[Records from a data source]

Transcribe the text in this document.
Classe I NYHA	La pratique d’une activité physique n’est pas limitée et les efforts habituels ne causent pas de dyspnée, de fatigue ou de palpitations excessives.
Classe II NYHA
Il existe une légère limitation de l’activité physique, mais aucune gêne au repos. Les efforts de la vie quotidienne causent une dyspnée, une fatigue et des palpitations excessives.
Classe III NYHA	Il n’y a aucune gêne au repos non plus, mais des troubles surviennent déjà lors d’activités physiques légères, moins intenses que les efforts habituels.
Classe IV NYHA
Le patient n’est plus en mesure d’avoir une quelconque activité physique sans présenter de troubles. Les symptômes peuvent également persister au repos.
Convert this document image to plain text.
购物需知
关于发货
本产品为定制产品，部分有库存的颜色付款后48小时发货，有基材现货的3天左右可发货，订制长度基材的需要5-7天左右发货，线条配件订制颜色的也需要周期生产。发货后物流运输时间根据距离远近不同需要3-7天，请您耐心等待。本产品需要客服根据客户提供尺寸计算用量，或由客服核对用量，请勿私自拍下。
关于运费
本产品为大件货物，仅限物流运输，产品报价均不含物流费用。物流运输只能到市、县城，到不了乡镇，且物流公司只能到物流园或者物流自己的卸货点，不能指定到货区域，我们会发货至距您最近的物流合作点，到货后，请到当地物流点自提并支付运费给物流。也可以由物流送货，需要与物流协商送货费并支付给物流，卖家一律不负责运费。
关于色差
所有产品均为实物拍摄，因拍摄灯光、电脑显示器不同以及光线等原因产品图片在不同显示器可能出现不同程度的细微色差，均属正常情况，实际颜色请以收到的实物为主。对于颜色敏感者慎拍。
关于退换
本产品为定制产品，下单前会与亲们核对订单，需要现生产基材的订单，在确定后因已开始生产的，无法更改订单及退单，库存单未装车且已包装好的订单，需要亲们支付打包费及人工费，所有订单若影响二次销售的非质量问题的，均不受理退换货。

## Instructions to follow
Above are the records; copy all of them exactly.

## Response for this exercise
Transcribe the text in this document.
Classe I NYHA	La pratique d’une activité physique n’est pas limitée et les efforts habituels ne causent pas de dyspnée, de fatigue ou de palpitations excessives.
Classe II NYHA
Il existe une légère limitation de l’activité physique, mais aucune gêne au repos. Les efforts de la vie quotidienne causent une dyspnée, une fatigue et des palpitations excessives.
Classe III NYHA	Il n’y a aucune gêne au repos non plus, mais des troubles surviennent déjà lors d’activités physiques légères, moins intenses que les efforts habituels.
Classe IV NYHA
Le patient n’est plus en mesure d’avoir une quelconque activité physique sans présenter de troubles. Les symptômes peuvent également persister au repos.
Convert this document image to plain text.
购物需知
关于发货
本产品为定制产品，部分有库存的颜色付款后48小时发货，有基材现货的3天左右可发货，订制长度基材的需要5-7天左右发货，线条配件订制颜色的也需要周期生产。发货后物流运输时间根据距离远近不同需要3-7天，请您耐心等待。本产品需要客服根据客户提供尺寸计算用量，或由客服核对用量，请勿私自拍下。
关于运费
本产品为大件货物，仅限物流运输，产品报价均不含物流费用。物流运输只能到市、县城，到不了乡镇，且物流公司只能到物流园或者物流自己的卸货点，不能指定到货区域，我们会发货至距您最近的物流合作点，到货后，请到当地物流点自提并支付运费给物流。也可以由物流送货，需要与物流协商送货费并支付给物流，卖家一律不负责运费。
关于色差
所有产品均为实物拍摄，因拍摄灯光、电脑显示器不同以及光线等原因产品图片在不同显示器可能出现不同程度的细微色差，均属正常情况，实际颜色请以收到的实物为主。对于颜色敏感者慎拍。
关于退换
本产品为定制产品，下单前会与亲们核对订单，需要现生产基材的订单，在确定后因已开始生产的，无法更改订单及退单，库存单未装车且已包装好的订单，需要亲们支付打包费及人工费，所有订单若影响二次销售的非质量问题的，均不受理退换货。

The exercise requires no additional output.